Your goal:
Each line that includes the word "electrode" counts once; give the total and nothing more.

Record list:
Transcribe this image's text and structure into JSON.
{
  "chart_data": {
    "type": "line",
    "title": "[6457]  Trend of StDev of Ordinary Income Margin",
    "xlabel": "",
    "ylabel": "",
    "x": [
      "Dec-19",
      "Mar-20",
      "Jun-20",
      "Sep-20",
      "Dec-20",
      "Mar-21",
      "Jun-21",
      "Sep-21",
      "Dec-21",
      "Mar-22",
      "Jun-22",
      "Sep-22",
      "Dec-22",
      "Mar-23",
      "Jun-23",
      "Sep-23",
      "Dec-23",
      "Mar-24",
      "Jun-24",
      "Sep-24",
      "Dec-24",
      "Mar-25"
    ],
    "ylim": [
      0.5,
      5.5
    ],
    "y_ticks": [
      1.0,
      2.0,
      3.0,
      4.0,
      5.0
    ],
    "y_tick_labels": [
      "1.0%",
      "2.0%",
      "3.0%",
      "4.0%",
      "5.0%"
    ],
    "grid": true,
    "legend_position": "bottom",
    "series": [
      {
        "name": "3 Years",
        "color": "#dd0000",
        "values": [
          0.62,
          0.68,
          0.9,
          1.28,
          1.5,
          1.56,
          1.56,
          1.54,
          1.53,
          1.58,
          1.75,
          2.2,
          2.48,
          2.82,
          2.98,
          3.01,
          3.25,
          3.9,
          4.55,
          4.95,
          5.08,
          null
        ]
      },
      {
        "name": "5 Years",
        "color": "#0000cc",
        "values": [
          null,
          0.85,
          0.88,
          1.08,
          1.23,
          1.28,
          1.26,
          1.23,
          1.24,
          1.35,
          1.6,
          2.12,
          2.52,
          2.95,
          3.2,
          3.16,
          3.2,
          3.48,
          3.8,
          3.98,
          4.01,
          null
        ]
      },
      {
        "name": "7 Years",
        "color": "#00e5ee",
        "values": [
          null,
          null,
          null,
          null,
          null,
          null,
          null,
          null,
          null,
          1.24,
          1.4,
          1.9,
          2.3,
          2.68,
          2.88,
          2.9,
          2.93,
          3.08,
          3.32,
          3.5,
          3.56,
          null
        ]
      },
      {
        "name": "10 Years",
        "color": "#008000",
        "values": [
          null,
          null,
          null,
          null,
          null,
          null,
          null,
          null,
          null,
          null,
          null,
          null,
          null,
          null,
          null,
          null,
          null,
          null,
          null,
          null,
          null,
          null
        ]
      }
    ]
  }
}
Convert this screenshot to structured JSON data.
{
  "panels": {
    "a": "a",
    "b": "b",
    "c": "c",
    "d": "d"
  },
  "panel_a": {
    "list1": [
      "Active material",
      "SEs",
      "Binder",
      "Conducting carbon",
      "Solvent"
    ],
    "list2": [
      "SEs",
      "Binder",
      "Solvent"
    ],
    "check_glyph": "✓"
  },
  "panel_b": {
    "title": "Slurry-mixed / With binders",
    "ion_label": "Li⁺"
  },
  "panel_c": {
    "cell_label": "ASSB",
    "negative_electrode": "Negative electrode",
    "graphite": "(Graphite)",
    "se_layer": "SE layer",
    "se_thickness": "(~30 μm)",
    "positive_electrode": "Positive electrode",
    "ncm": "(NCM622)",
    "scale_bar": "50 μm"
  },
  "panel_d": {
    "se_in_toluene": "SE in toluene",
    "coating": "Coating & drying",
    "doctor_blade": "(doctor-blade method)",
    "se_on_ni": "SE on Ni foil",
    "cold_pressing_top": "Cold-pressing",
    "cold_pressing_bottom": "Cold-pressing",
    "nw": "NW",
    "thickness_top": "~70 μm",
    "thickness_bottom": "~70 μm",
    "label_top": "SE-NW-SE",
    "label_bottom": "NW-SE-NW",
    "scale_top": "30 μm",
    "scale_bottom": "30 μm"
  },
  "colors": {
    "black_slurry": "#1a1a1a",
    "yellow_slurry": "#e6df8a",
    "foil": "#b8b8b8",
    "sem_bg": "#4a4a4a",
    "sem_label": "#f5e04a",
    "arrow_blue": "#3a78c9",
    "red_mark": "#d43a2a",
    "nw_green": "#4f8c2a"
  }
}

Answer for this exercise:
2